### Written exercise
Reproduce the records that follow in full, excluding any picture they contain.

### Stored records
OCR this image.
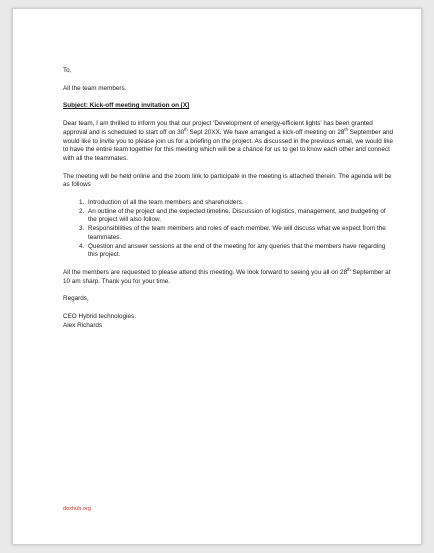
To,

All the team members.

Subject: Kick-off meeting invitation on [X]

Dear team, I am thrilled to inform you that our project 'Development of energy-efficient lights' has been granted approval and is scheduled to start off on 30th Sept 20XX. We have arranged a kick-off meeting on 28th September and would like to invite you to please join us for a briefing on the project. As discussed in the previous email, we would like to have the entire team together for this meeting which will be a chance for us to get to know each other and connect with all the teammates.

The meeting will be held online and the zoom link to participate in the meeting is attached therein. The agenda will be as follows

1. Introduction of all the team members and shareholders.
2. An outline of the project and the expected timeline. Discussion of logistics, management, and budgeting of the project will also follow.
3. Responsibilities of the team members and roles of each member. We will discuss what we expect from the teammates.
4. Question and answer sessions at the end of the meeting for any queries that the members have regarding this project.

All the members are requested to please attend this meeting. We look forward to seeing you all on 28th September at 10 am sharp. Thank you for your time.

Regards,

CEO Hybrid technologies.

Alex Richards

doxhub.org
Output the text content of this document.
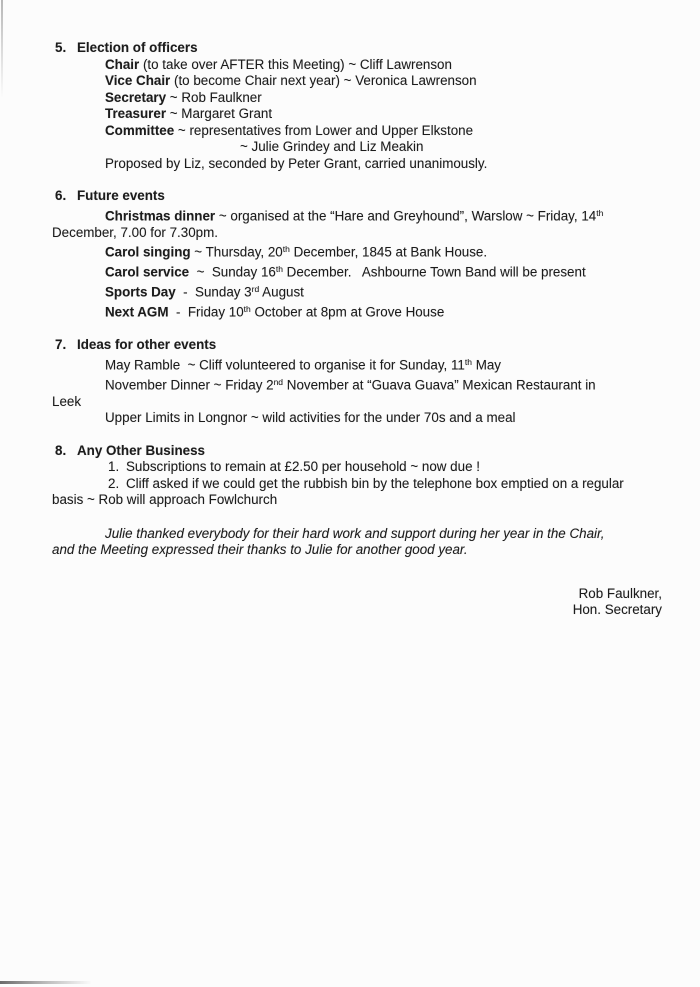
5. Election of officers
Chair (to take over AFTER this Meeting) ~ Cliff Lawrenson
Vice Chair (to become Chair next year) ~ Veronica Lawrenson
Secretary ~ Rob Faulkner
Treasurer ~ Margaret Grant
Committee ~ representatives from Lower and Upper Elkstone
~ Julie Grindey and Liz Meakin
Proposed by Liz, seconded by Peter Grant, carried unanimously.
6. Future events
Christmas dinner ~ organised at the “Hare and Greyhound”, Warslow ~ Friday, 14th
December, 7.00 for 7.30pm.
Carol singing ~ Thursday, 20th December, 1845 at Bank House.
Carol service  ~  Sunday 16th December.   Ashbourne Town Band will be present
Sports Day  -  Sunday 3rd August
Next AGM  -  Friday 10th October at 8pm at Grove House
7. Ideas for other events
May Ramble  ~ Cliff volunteered to organise it for Sunday, 11th May
November Dinner ~ Friday 2nd November at “Guava Guava” Mexican Restaurant in
Leek
Upper Limits in Longnor ~ wild activities for the under 70s and a meal
8. Any Other Business
1. Subscriptions to remain at £2.50 per household ~ now due !
2. Cliff asked if we could get the rubbish bin by the telephone box emptied on a regular
basis ~ Rob will approach Fowlchurch
Julie thanked everybody for their hard work and support during her year in the Chair,
and the Meeting expressed their thanks to Julie for another good year.
Rob Faulkner,
Hon. Secretary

### The solution
OCR this image.
To,

All the team members.

Subject: Kick-off meeting invitation on [X]

Dear team, I am thrilled to inform you that our project 'Development of energy-efficient lights' has been granted approval and is scheduled to start off on 30th Sept 20XX. We have arranged a kick-off meeting on 28th September and would like to invite you to please join us for a briefing on the project. As discussed in the previous email, we would like to have the entire team together for this meeting which will be a chance for us to get to know each other and connect with all the teammates.

The meeting will be held online and the zoom link to participate in the meeting is attached therein. The agenda will be as follows

1. Introduction of all the team members and shareholders.
2. An outline of the project and the expected timeline. Discussion of logistics, management, and budgeting of the project will also follow.
3. Responsibilities of the team members and roles of each member. We will discuss what we expect from the teammates.
4. Question and answer sessions at the end of the meeting for any queries that the members have regarding this project.

All the members are requested to please attend this meeting. We look forward to seeing you all on 28th September at 10 am sharp. Thank you for your time.

Regards,

CEO Hybrid technologies.

Alex Richards

doxhub.org
Output the text content of this document.
5. Election of officers
Chair (to take over AFTER this Meeting) ~ Cliff Lawrenson
Vice Chair (to become Chair next year) ~ Veronica Lawrenson
Secretary ~ Rob Faulkner
Treasurer ~ Margaret Grant
Committee ~ representatives from Lower and Upper Elkstone
~ Julie Grindey and Liz Meakin
Proposed by Liz, seconded by Peter Grant, carried unanimously.
6. Future events
Christmas dinner ~ organised at the “Hare and Greyhound”, Warslow ~ Friday, 14th
December, 7.00 for 7.30pm.
Carol singing ~ Thursday, 20th December, 1845 at Bank House.
Carol service  ~  Sunday 16th December.   Ashbourne Town Band will be present
Sports Day  -  Sunday 3rd August
Next AGM  -  Friday 10th October at 8pm at Grove House
7. Ideas for other events
May Ramble  ~ Cliff volunteered to organise it for Sunday, 11th May
November Dinner ~ Friday 2nd November at “Guava Guava” Mexican Restaurant in
Leek
Upper Limits in Longnor ~ wild activities for the under 70s and a meal
8. Any Other Business
1. Subscriptions to remain at £2.50 per household ~ now due !
2. Cliff asked if we could get the rubbish bin by the telephone box emptied on a regular
basis ~ Rob will approach Fowlchurch
Julie thanked everybody for their hard work and support during her year in the Chair,
and the Meeting expressed their thanks to Julie for another good year.
Rob Faulkner,
Hon. Secretary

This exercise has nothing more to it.